### [Objective]
Where does the string "search" appear? Copy every line of the entries below that holds it.
## BEGIN
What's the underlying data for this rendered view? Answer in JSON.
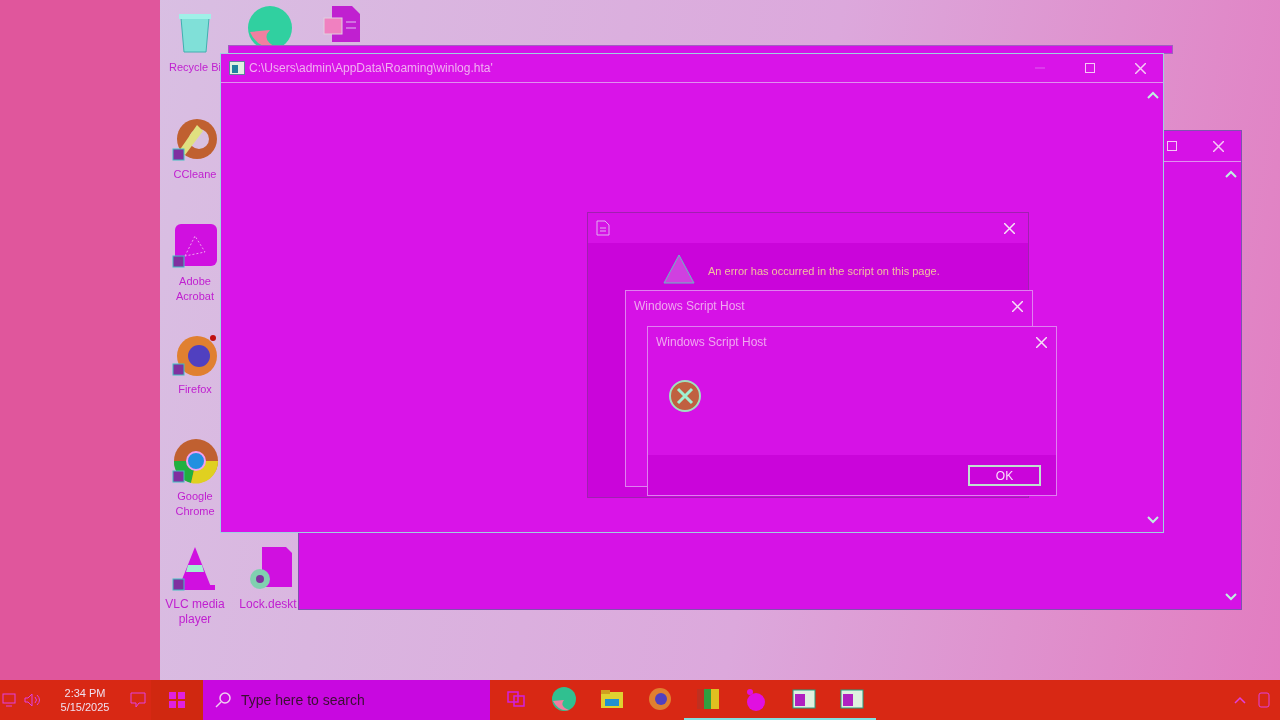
{
  "desktop_icons": [
    {
      "kind": "recycle",
      "label": "Recycle Bi"
    },
    {
      "kind": "edge"
    },
    {
      "kind": "word"
    },
    {
      "kind": "ccleaner",
      "label": "CCleane"
    },
    {
      "kind": "acrobat",
      "label": "Adobe Acrobat"
    },
    {
      "kind": "firefox",
      "label": "Firefox"
    },
    {
      "kind": "chrome",
      "label": "Google Chrome"
    },
    {
      "kind": "vlc",
      "label": "VLC media player"
    },
    {
      "kind": "file",
      "label": "Lock.deskt"
    }
  ],
  "back_window": {
    "buttons": [
      {
        "kind": "maximize",
        "disabled": false
      },
      {
        "kind": "close",
        "disabled": false
      }
    ]
  },
  "main_window": {
    "title": "C:\\Users\\admin\\AppData\\Roaming\\winlog.hta'",
    "buttons": [
      {
        "kind": "minimize",
        "disabled": true
      },
      {
        "kind": "maximize",
        "disabled": false
      },
      {
        "kind": "close",
        "disabled": false
      }
    ]
  },
  "dialogs": [
    {
      "kind": "script_error",
      "message": "An error has occurred in the script on this page."
    },
    {
      "kind": "host",
      "title": "Windows Script Host"
    },
    {
      "kind": "host_error",
      "title": "Windows Script Host",
      "button": "OK"
    }
  ],
  "taskbar": {
    "time": "2:34 PM",
    "date": "5/15/2025",
    "search": {
      "placeholder": "Type here to search"
    },
    "apps": [
      {
        "kind": "taskview",
        "running": false
      },
      {
        "kind": "edge",
        "running": false
      },
      {
        "kind": "folder",
        "running": false
      },
      {
        "kind": "firefox",
        "running": false
      },
      {
        "kind": "winrar",
        "running": true
      },
      {
        "kind": "app",
        "running": true
      },
      {
        "kind": "window",
        "running": true
      },
      {
        "kind": "window",
        "running": true
      }
    ]
  }
}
## END
### [Completed task]
    "search": {
      "placeholder": "Type here to search"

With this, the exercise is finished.